[Data records]
=======

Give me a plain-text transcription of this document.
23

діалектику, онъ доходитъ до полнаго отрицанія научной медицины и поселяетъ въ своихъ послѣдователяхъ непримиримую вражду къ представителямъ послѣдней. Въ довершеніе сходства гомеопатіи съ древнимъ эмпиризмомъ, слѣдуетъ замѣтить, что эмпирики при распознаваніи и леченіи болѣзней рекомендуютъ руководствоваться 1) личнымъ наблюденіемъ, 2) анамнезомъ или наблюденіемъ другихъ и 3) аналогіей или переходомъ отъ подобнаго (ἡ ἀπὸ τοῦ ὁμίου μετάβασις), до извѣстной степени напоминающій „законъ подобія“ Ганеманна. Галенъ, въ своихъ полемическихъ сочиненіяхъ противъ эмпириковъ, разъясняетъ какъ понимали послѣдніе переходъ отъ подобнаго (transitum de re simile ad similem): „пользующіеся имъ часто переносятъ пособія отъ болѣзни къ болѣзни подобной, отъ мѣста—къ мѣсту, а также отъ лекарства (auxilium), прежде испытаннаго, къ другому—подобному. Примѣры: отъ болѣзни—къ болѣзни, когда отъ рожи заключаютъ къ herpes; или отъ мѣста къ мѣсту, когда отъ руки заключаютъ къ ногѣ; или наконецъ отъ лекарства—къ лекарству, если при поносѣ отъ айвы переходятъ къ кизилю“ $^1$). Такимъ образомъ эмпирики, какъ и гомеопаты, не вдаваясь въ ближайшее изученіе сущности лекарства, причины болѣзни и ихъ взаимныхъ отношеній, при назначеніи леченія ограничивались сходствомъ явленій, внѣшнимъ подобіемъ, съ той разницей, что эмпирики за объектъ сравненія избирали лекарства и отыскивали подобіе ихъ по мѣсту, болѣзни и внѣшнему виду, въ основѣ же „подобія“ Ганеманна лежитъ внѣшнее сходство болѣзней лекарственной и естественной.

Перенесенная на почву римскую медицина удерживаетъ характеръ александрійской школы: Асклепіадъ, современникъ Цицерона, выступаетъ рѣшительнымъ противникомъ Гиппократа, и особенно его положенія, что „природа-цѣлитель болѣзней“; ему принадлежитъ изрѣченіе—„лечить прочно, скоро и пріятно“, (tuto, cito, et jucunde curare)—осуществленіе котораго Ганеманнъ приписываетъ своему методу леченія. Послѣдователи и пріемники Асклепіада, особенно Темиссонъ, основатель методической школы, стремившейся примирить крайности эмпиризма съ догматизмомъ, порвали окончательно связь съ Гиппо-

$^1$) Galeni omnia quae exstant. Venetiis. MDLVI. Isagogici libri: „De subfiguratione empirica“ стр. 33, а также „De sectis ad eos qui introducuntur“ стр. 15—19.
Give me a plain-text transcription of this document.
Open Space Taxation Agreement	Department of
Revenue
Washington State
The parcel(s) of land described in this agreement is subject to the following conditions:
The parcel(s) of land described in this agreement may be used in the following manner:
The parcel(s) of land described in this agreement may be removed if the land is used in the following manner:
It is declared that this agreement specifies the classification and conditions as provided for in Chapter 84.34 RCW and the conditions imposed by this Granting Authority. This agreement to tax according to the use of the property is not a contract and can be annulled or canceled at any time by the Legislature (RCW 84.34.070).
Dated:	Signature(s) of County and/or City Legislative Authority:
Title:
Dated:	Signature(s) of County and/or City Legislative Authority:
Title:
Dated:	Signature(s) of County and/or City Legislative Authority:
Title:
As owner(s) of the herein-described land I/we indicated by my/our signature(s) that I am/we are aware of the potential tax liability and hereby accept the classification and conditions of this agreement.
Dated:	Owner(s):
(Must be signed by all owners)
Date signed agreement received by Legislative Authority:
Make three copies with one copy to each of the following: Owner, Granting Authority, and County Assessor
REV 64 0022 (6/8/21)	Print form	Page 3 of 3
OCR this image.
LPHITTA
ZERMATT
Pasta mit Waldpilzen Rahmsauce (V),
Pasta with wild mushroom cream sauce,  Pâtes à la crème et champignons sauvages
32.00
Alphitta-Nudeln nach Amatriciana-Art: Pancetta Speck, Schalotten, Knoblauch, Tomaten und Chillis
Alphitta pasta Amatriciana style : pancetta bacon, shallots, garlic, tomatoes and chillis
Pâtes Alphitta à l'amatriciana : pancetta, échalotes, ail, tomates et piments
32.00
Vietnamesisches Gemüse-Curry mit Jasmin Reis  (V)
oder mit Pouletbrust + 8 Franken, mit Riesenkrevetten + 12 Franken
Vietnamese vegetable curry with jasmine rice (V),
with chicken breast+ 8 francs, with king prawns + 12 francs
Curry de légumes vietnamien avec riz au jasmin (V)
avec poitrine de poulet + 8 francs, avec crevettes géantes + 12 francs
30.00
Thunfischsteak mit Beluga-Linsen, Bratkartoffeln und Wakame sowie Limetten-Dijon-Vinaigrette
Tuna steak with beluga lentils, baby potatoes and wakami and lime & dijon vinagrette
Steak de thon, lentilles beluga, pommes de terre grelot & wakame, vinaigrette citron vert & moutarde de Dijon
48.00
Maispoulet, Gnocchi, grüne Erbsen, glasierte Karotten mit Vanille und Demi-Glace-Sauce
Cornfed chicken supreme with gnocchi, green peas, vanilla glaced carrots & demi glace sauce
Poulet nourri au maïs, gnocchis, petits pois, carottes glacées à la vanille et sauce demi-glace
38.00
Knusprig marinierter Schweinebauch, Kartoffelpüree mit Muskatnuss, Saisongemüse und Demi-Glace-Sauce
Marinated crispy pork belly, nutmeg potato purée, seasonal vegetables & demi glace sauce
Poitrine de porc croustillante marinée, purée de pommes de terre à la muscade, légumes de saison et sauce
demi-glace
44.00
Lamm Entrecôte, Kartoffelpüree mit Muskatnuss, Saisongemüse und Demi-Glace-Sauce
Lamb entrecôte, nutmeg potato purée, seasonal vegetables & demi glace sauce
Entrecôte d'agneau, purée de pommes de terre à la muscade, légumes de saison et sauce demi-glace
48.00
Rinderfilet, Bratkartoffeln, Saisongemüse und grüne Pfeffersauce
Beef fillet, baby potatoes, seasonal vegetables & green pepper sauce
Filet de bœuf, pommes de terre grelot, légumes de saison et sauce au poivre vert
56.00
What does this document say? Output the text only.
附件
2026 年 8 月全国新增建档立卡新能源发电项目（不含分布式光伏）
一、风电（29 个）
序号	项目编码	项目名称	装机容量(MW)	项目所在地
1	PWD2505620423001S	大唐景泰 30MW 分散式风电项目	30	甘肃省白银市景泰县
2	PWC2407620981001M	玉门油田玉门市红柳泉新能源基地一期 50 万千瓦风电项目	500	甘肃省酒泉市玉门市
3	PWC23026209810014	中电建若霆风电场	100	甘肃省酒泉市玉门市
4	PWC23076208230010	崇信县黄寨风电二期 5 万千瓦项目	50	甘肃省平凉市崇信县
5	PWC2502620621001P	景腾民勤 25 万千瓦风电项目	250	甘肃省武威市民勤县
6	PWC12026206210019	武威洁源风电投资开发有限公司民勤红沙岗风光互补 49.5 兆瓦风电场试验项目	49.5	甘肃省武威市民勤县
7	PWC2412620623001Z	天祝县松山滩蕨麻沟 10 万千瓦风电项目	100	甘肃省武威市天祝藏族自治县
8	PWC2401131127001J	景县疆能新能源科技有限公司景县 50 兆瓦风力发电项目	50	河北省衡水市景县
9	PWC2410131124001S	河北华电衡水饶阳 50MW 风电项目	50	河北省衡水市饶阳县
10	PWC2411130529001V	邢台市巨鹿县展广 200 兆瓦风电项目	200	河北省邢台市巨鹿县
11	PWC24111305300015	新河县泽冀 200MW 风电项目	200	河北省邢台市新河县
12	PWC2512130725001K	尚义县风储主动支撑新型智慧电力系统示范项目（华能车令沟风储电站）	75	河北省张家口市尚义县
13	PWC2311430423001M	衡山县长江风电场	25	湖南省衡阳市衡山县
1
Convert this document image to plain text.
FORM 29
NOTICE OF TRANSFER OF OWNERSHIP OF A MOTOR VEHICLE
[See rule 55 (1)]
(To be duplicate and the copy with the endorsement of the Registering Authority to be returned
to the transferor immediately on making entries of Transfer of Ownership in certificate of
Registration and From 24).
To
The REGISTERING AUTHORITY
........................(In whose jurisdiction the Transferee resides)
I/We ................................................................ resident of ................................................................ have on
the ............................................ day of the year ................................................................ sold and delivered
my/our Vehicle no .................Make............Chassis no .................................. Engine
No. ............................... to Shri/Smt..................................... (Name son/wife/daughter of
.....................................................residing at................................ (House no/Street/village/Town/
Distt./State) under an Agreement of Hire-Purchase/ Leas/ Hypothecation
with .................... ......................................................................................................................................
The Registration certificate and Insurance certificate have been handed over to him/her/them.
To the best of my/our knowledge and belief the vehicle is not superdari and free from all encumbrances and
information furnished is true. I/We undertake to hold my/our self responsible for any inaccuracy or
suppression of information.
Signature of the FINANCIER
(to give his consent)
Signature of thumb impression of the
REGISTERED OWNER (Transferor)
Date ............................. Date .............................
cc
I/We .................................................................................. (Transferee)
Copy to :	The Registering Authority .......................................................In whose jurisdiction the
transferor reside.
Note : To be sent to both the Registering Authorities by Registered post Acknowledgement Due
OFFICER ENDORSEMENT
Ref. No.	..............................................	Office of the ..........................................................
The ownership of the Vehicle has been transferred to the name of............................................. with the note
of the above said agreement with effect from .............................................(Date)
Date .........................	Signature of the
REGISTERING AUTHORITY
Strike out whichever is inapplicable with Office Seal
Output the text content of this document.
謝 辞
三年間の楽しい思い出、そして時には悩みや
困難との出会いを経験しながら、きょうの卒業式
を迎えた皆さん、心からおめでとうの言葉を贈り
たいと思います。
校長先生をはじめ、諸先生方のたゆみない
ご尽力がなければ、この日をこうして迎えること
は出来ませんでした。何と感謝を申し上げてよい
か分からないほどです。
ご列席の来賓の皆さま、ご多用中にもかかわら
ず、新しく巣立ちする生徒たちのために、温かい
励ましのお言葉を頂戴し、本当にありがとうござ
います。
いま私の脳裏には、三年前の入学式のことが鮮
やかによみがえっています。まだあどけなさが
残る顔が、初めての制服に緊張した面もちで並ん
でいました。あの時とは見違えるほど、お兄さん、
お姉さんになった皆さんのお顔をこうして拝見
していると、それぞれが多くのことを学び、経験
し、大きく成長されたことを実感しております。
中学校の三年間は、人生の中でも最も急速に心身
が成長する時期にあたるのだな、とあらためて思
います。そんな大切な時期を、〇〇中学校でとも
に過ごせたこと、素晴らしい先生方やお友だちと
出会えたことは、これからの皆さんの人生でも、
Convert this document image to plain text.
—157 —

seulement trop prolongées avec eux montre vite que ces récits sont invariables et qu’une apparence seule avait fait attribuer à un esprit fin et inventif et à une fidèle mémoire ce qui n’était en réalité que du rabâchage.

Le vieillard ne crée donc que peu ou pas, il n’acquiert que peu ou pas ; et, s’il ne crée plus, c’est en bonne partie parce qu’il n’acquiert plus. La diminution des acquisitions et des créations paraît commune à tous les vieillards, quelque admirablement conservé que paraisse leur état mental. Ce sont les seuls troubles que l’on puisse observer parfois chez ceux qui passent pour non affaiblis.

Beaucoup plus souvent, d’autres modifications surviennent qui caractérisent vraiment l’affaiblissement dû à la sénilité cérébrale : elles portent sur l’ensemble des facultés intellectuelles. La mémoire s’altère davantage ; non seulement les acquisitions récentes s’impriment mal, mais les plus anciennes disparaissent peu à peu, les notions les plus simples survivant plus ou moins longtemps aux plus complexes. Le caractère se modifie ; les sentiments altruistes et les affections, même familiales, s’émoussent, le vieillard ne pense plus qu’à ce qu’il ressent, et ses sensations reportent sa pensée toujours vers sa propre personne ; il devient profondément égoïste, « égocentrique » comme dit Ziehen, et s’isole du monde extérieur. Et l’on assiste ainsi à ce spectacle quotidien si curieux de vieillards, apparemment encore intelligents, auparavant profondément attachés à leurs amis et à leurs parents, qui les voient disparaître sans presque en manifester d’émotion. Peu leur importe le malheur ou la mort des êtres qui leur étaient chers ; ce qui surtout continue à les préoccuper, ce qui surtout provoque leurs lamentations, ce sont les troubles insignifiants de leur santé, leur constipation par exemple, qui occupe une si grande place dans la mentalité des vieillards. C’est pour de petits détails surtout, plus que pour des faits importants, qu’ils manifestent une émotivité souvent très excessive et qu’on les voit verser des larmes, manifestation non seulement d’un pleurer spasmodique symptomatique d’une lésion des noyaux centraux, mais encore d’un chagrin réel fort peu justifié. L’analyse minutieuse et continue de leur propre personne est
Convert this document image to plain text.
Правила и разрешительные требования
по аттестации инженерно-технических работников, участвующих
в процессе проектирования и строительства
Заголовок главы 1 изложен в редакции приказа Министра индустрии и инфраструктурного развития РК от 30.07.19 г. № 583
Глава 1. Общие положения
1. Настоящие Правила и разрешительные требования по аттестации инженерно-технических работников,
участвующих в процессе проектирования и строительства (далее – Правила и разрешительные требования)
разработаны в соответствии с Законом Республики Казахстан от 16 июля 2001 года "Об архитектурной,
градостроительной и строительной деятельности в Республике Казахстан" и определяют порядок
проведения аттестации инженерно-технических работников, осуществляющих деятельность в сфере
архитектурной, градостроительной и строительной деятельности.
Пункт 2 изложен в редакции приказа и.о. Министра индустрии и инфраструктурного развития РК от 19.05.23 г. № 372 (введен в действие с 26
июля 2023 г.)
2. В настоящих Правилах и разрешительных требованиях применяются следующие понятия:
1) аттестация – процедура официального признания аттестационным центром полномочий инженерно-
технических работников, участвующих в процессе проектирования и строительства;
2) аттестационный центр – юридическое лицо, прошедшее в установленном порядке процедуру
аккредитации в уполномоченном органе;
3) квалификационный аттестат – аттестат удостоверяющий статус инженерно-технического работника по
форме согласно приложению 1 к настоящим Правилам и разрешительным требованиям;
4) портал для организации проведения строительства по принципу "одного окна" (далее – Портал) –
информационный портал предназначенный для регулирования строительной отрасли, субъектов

=======

To be done:
Return all lines containing the word "potatoes".

Result:
Tuna steak with beluga lentils, baby potatoes and wakami and lime & dijon vinagrette
Beef fillet, baby potatoes, seasonal vegetables & green pepper sauce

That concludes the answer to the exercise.